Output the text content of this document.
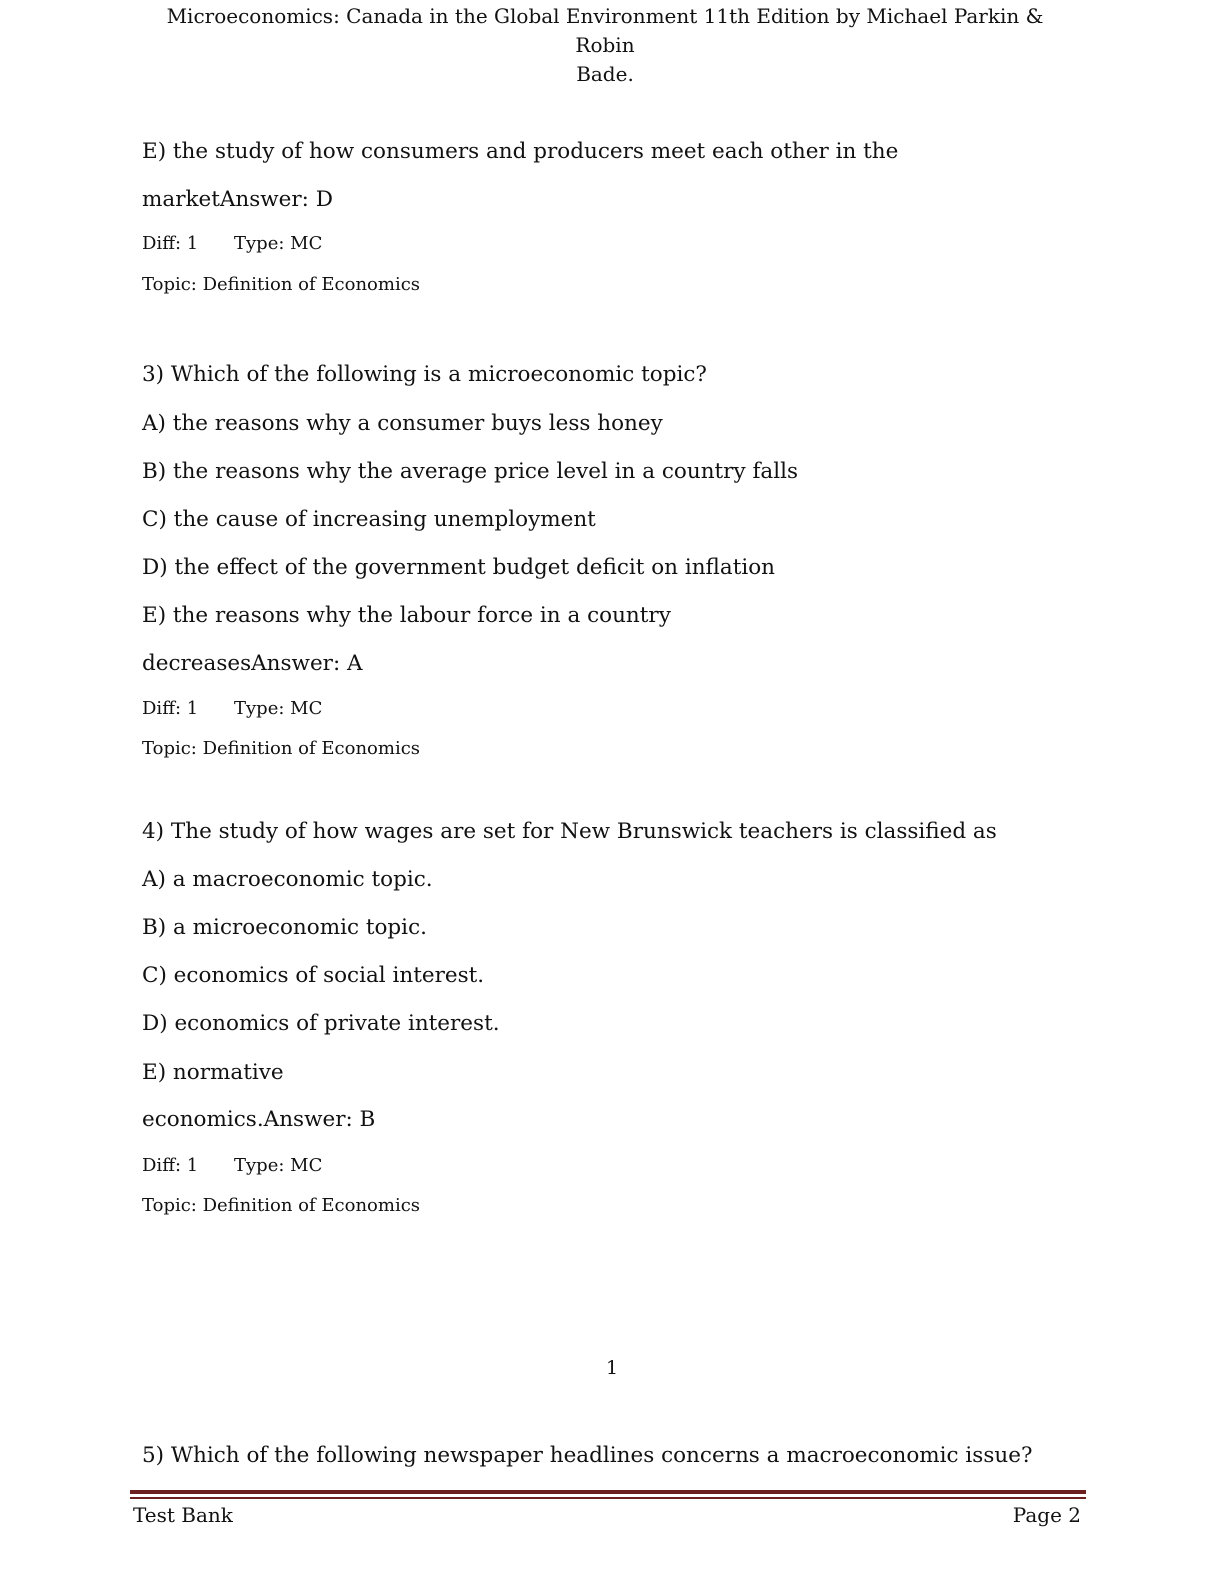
Microeconomics: Canada in the Global Environment 11th Edition by Michael Parkin & Robin
Bade.
E) the study of how consumers and producers meet each other in the
marketAnswer: D
Diff: 1 Type: MC
Topic: Definition of Economics
3) Which of the following is a microeconomic topic?
A) the reasons why a consumer buys less honey
B) the reasons why the average price level in a country falls
C) the cause of increasing unemployment
D) the effect of the government budget deficit on inflation
E) the reasons why the labour force in a country
decreasesAnswer: A
Diff: 1 Type: MC
Topic: Definition of Economics
4) The study of how wages are set for New Brunswick teachers is classified as
A) a macroeconomic topic.
B) a microeconomic topic.
C) economics of social interest.
D) economics of private interest.
E) normative
economics.Answer: B
Diff: 1 Type: MC
Topic: Definition of Economics
1
5) Which of the following newspaper headlines concerns a macroeconomic issue?
Test Bank	Page 2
● ● ●
## PROBLEM STATEMENT
Leaving the pictures aside, transcribe the entire listing exactly.

## WORKED ANSWER
Output the text content of this document.
Microeconomics: Canada in the Global Environment 11th Edition by Michael Parkin & Robin
Bade.
E) the study of how consumers and producers meet each other in the
marketAnswer: D
Diff: 1 Type: MC
Topic: Definition of Economics
3) Which of the following is a microeconomic topic?
A) the reasons why a consumer buys less honey
B) the reasons why the average price level in a country falls
C) the cause of increasing unemployment
D) the effect of the government budget deficit on inflation
E) the reasons why the labour force in a country
decreasesAnswer: A
Diff: 1 Type: MC
Topic: Definition of Economics
4) The study of how wages are set for New Brunswick teachers is classified as
A) a macroeconomic topic.
B) a microeconomic topic.
C) economics of social interest.
D) economics of private interest.
E) normative
economics.Answer: B
Diff: 1 Type: MC
Topic: Definition of Economics
1
5) Which of the following newspaper headlines concerns a macroeconomic issue?
Test Bank	Page 2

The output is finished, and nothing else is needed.